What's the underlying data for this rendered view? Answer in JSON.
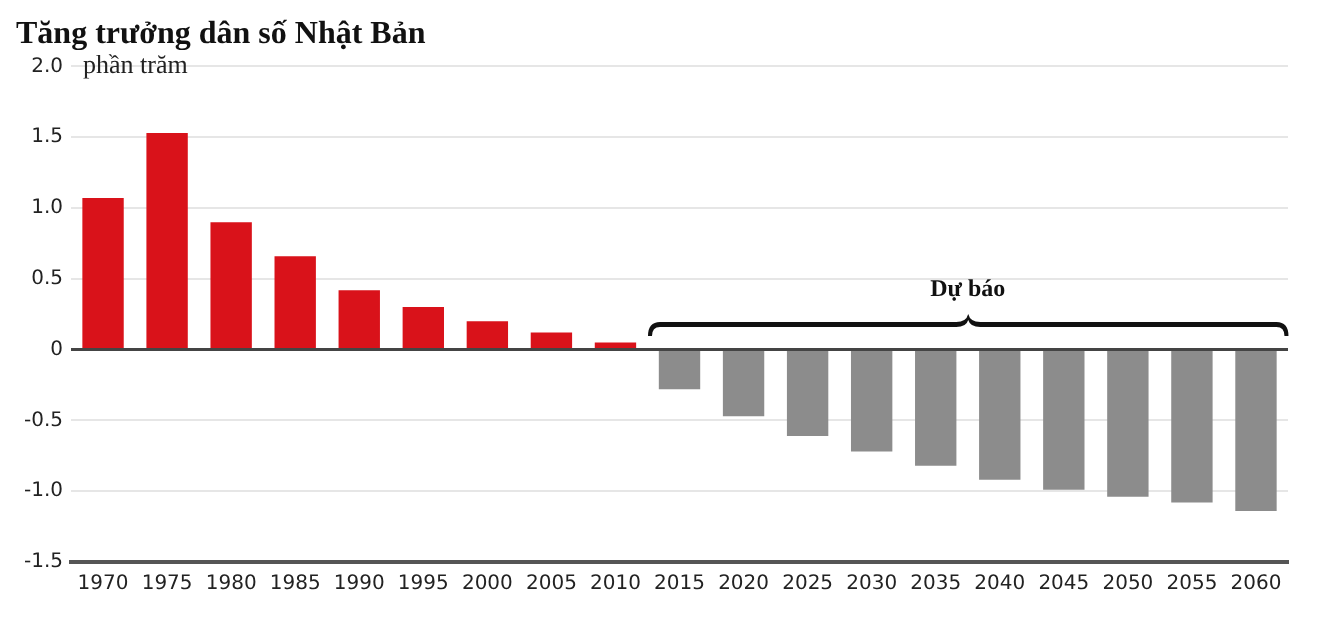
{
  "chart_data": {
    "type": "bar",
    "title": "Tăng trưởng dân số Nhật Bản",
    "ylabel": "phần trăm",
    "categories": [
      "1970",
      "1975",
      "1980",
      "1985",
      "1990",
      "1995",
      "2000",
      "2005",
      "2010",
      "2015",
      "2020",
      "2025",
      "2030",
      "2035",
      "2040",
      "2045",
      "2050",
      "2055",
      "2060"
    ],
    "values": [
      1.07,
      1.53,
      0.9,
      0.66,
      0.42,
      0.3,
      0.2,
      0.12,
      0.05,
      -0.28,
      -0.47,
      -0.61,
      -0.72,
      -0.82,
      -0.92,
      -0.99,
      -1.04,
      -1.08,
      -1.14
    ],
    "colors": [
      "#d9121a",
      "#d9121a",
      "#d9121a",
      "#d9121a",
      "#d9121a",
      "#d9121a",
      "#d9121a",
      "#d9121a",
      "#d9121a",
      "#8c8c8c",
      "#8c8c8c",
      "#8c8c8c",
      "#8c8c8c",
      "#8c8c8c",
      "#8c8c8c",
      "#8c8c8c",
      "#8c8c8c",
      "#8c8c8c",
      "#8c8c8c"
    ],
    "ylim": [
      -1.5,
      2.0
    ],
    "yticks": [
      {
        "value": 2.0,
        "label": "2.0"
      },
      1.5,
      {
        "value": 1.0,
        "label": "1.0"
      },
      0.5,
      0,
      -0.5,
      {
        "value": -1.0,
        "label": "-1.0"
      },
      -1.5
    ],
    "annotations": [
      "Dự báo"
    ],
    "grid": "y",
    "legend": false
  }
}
━━━━━━
**WHAT YOU NEED TO DO:** Every record gets retyped exactly; no picture goes into the copy.

**SOLUTION TO THIS EXERCISE:**
What's the underlying data for this rendered view? Answer in JSON.
{
  "chart_data": {
    "type": "bar",
    "title": "Tăng trưởng dân số Nhật Bản",
    "ylabel": "phần trăm",
    "categories": [
      "1970",
      "1975",
      "1980",
      "1985",
      "1990",
      "1995",
      "2000",
      "2005",
      "2010",
      "2015",
      "2020",
      "2025",
      "2030",
      "2035",
      "2040",
      "2045",
      "2050",
      "2055",
      "2060"
    ],
    "values": [
      1.07,
      1.53,
      0.9,
      0.66,
      0.42,
      0.3,
      0.2,
      0.12,
      0.05,
      -0.28,
      -0.47,
      -0.61,
      -0.72,
      -0.82,
      -0.92,
      -0.99,
      -1.04,
      -1.08,
      -1.14
    ],
    "colors": [
      "#d9121a",
      "#d9121a",
      "#d9121a",
      "#d9121a",
      "#d9121a",
      "#d9121a",
      "#d9121a",
      "#d9121a",
      "#d9121a",
      "#8c8c8c",
      "#8c8c8c",
      "#8c8c8c",
      "#8c8c8c",
      "#8c8c8c",
      "#8c8c8c",
      "#8c8c8c",
      "#8c8c8c",
      "#8c8c8c",
      "#8c8c8c"
    ],
    "ylim": [
      -1.5,
      2.0
    ],
    "yticks": [
      {
        "value": 2.0,
        "label": "2.0"
      },
      1.5,
      {
        "value": 1.0,
        "label": "1.0"
      },
      0.5,
      0,
      -0.5,
      {
        "value": -1.0,
        "label": "-1.0"
      },
      -1.5
    ],
    "annotations": [
      "Dự báo"
    ],
    "grid": "y",
    "legend": false
  }
}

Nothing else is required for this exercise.